◆ Extracted text

>>>

Lack of specialists, and a shortage of GPs, are among the key priorities the AMA Victoria has identified around Ballarat and regional Victoria as issues ahead of next month’s state election.
“We have very good public hospitals and good infrastructure in regional towns but the problem, the challenge, is attracting and retaining staff,” Assoc Prof Rait said.
Ballarat Health refers patients needing a rheumatologist or plastic surgeon to Geelong or Melbourne, and has only one gastroenterologist.
“To my mind that’s amazing. To have no plastic surgical service in somewhere like Ballarat beggars belief,” Assoc Prof Rait said.
Providing support for specialists who do work in regional areas is key to retaining them in the long term. “It’s not just about money, but also to provide links to colleagues and support.
“They could examine providing links to the large teaching hospitals in Melbourne, perhaps providing a day a week or month, to work as part of a team to give them better links. The chance to interact with peers is what is missing sometimes in regional health services.”
Training more medical students and specialists in rural health services, and offering greater clinical research opportunities could also help attract and retain specialists.
Assoc Prof Rait said a shortage of GPs in regional areas, where there are more than 200 vacancies compared to just a handful in metropolitan Melbourne, was contributing to poor health outcomes among regional Victorians.
“What is a real concern to the AMA is that life expectancy is going backwards in parts of regional Victoria, which is almost unprecedented. We are seeing things decline particularly for rural women with heart disease, arthritis, cancer, obstetrics, anxiety and depression … and the shortage of GPS probably contributes to those.
“We have a very good health system but we have differences in access particularly for patients in rural and regional Victoria.”
Better access to professional development, building skills through better links with regional hospitals, state government target subsidies for provision of certain services, and support for mental health care, drug and alcohol support, maternal and family planning could all go some way to attracting more GPs, Assoc Prof Rait said.
He also urged the state government to advocate to their federal counterparts on the Medicare rebate freeze, which has reduced the income of regional GPs.
“If we want regional centres to thrive and want to decentralise cities there needs to be adequate health care.”

<<<

◆ Records provided
>>>

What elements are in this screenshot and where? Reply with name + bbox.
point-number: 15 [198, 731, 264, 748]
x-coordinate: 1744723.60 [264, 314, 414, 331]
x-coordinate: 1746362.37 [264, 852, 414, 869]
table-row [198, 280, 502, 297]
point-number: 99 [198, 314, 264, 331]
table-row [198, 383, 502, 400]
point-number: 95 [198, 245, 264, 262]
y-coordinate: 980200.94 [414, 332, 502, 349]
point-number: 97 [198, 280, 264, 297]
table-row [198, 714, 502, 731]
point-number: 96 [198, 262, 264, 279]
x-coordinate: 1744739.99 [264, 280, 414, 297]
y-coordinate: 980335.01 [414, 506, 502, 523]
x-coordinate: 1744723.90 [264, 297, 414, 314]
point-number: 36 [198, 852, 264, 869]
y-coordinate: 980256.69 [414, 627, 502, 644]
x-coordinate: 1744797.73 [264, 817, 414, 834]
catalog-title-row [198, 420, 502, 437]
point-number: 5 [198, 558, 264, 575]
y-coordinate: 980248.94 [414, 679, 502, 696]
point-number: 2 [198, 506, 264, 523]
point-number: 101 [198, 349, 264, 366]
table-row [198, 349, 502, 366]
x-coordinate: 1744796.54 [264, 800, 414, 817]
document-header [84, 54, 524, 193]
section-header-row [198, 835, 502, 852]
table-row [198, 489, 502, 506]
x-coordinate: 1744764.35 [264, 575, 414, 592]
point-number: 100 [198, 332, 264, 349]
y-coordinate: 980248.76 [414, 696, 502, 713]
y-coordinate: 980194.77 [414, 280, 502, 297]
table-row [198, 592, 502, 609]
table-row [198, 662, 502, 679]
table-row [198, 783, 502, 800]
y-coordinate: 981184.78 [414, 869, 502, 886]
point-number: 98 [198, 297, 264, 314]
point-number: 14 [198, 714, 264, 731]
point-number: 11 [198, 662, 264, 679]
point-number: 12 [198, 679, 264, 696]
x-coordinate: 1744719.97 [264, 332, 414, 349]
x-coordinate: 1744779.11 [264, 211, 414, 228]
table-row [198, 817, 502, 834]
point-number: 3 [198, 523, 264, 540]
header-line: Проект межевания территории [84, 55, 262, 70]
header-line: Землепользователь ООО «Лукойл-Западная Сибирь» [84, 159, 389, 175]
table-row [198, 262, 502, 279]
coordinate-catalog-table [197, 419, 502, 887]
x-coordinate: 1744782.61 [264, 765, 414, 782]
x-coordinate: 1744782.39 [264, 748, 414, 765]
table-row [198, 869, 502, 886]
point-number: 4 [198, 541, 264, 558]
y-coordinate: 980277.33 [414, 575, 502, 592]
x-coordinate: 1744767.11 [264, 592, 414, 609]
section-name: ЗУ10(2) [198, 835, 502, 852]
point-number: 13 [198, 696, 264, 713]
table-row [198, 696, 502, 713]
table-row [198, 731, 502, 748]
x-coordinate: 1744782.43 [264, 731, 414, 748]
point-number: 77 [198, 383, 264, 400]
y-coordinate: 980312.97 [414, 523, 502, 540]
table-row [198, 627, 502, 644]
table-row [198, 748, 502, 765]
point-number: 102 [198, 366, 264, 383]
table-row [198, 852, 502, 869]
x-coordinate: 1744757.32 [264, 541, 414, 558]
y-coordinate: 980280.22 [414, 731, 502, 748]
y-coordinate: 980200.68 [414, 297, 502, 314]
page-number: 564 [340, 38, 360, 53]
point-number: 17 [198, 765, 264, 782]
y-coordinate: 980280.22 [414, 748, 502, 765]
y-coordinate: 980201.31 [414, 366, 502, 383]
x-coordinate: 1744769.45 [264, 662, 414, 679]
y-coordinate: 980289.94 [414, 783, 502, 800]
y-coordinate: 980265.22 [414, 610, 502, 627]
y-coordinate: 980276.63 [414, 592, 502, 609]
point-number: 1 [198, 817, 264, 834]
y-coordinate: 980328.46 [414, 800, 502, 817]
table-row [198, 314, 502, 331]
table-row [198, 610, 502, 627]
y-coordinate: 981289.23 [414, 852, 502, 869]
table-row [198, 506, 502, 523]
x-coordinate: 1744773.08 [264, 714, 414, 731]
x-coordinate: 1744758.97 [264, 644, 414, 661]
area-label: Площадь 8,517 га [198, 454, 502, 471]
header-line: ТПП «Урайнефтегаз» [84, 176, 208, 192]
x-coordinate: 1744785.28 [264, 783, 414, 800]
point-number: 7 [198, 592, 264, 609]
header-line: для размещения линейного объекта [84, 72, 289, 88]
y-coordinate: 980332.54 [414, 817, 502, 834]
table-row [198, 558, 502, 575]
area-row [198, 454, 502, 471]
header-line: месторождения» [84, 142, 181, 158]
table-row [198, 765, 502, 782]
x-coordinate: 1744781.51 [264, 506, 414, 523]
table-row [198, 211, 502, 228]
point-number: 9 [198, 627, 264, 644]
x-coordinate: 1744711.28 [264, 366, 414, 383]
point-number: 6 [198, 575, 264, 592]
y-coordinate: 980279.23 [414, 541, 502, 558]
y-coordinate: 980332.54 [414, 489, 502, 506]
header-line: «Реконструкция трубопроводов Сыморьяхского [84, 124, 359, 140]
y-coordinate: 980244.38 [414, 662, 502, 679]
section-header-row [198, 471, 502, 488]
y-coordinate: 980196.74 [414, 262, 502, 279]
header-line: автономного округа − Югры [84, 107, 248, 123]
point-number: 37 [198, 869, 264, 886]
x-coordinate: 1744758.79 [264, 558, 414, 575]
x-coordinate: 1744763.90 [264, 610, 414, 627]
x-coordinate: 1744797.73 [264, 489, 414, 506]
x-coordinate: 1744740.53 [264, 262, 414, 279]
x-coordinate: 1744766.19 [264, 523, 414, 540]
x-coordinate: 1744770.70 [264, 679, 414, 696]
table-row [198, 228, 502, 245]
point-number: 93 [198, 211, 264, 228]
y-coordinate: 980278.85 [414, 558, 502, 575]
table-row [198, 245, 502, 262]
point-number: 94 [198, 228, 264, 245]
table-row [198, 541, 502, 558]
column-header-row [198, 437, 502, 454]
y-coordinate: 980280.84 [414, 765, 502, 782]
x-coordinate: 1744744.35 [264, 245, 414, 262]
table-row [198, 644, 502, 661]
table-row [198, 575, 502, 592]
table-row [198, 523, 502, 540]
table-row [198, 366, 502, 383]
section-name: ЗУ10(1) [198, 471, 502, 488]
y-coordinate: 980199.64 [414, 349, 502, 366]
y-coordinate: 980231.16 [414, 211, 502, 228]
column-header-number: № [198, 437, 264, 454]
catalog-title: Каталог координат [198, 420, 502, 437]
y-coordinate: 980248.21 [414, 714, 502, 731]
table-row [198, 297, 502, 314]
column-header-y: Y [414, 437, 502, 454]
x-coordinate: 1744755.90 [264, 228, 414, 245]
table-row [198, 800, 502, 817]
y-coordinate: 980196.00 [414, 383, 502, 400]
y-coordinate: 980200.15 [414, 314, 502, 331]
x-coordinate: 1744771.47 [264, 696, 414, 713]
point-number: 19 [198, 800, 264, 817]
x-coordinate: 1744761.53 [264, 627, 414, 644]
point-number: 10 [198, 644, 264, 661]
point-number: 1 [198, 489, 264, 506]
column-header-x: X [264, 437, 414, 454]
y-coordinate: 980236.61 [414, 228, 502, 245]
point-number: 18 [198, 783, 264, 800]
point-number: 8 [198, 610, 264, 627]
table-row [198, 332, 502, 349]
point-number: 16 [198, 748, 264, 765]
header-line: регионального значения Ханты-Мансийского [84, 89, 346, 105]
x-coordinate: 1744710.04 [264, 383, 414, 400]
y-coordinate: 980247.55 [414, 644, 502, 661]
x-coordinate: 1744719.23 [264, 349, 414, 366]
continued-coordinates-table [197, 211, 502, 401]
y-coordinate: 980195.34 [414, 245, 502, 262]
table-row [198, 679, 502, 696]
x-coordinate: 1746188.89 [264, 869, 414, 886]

<<<

◆ Work request
From the text about health care in regional Victoria, list each area in which things are said to be declining particularly for rural women.

◆ Response for this exercise
heart disease, arthritis, cancer, obstetrics, anxiety, depression